[Data records]
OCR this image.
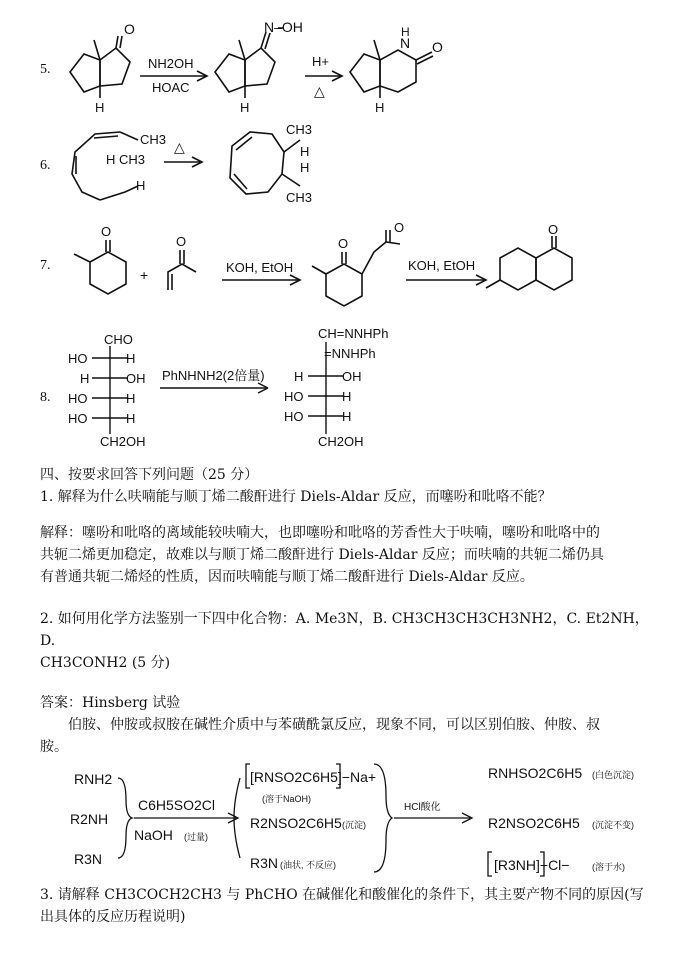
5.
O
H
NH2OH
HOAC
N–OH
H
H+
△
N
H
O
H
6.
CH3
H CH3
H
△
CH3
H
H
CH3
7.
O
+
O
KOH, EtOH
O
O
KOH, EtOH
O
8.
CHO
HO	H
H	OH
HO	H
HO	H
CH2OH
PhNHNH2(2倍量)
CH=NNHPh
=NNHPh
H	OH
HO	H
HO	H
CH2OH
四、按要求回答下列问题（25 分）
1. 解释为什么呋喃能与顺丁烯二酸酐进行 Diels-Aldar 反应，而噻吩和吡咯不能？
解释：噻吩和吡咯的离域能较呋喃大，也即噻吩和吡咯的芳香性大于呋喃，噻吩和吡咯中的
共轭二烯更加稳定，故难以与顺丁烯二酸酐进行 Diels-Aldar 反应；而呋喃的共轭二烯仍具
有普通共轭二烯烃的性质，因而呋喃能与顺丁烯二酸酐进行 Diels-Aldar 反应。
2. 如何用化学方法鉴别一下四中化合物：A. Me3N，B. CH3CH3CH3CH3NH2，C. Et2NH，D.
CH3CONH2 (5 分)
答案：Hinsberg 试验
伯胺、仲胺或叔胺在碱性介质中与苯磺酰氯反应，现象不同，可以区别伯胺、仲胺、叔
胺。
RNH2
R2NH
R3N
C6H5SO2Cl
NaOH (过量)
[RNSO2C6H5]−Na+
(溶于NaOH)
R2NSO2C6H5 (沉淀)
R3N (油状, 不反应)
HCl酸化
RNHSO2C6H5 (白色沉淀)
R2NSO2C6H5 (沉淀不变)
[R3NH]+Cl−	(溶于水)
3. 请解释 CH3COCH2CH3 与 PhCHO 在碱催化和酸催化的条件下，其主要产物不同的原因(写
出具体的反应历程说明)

==

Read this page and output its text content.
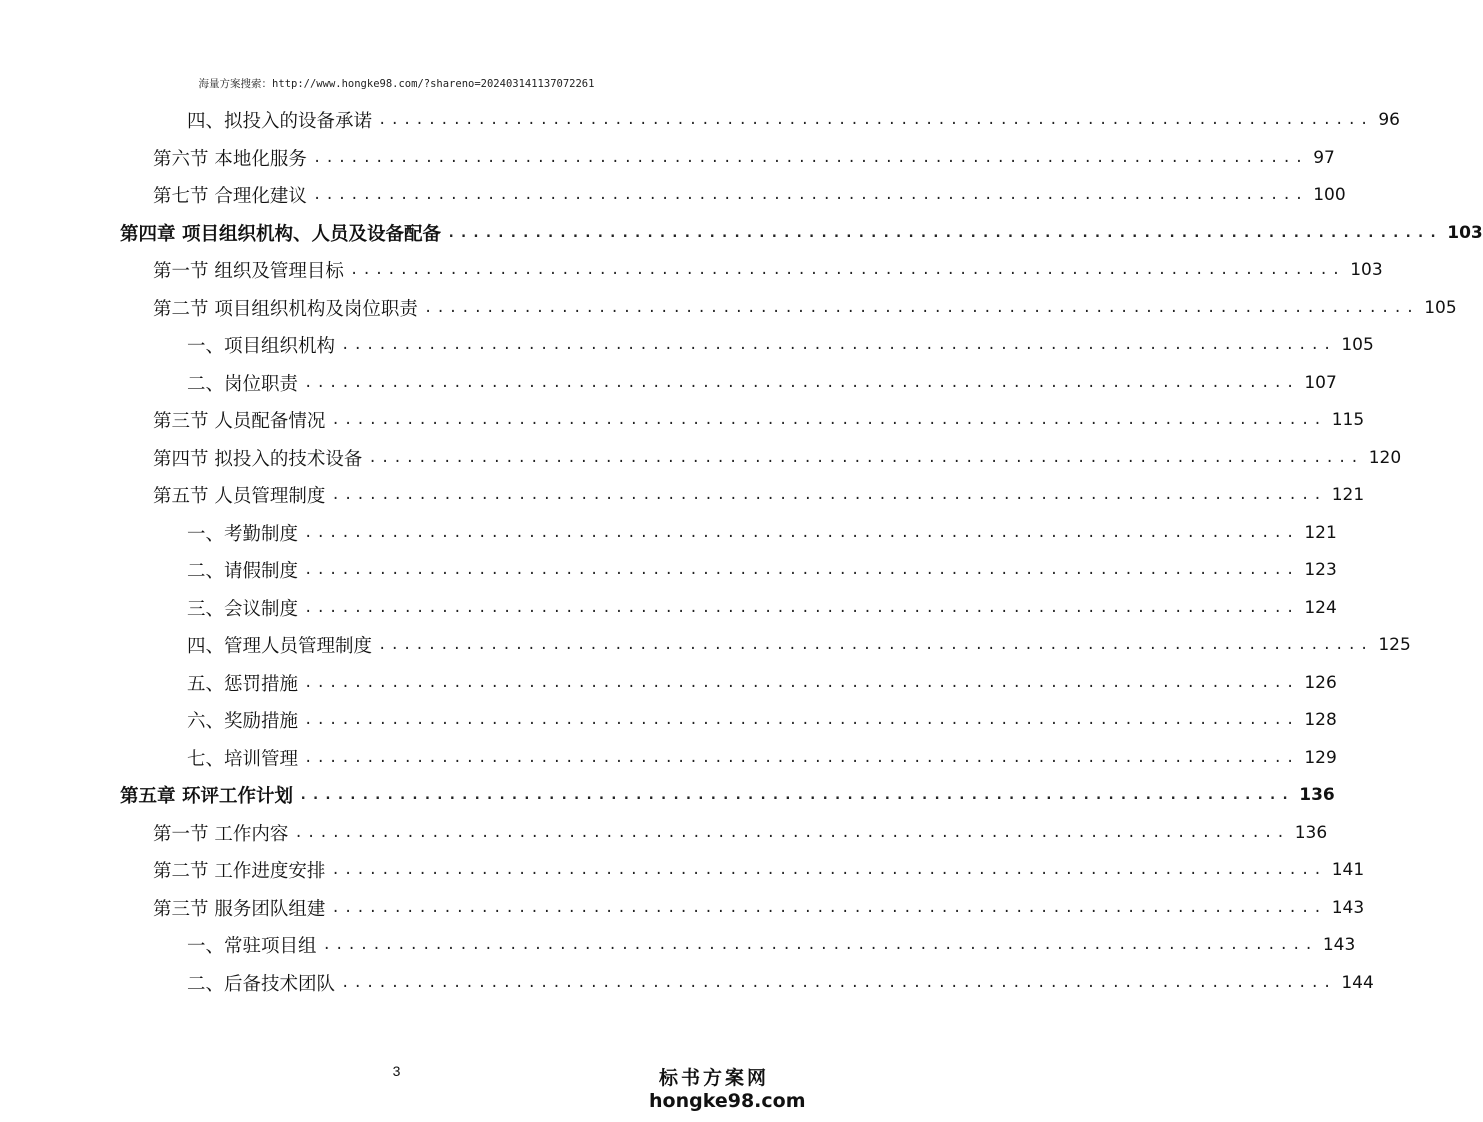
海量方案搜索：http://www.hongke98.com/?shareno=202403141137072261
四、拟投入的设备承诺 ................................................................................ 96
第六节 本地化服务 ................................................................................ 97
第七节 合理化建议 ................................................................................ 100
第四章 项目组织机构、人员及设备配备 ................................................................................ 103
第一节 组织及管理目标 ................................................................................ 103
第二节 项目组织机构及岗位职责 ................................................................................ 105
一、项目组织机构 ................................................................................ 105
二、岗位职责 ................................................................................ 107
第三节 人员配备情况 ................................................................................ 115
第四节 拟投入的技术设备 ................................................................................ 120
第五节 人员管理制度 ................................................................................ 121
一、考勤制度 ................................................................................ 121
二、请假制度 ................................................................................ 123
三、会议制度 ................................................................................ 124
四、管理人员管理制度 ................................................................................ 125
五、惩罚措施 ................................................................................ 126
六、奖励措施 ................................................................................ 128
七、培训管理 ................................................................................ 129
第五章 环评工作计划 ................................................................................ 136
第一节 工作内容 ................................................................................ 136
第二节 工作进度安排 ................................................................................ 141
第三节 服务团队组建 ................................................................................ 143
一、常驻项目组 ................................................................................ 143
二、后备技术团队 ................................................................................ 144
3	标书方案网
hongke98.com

### PROBLEM TO WORK ON:
Lines of the listing that contain the word "this" are to be counted; report only their number.

### OUTPUT OF THE TASK:
2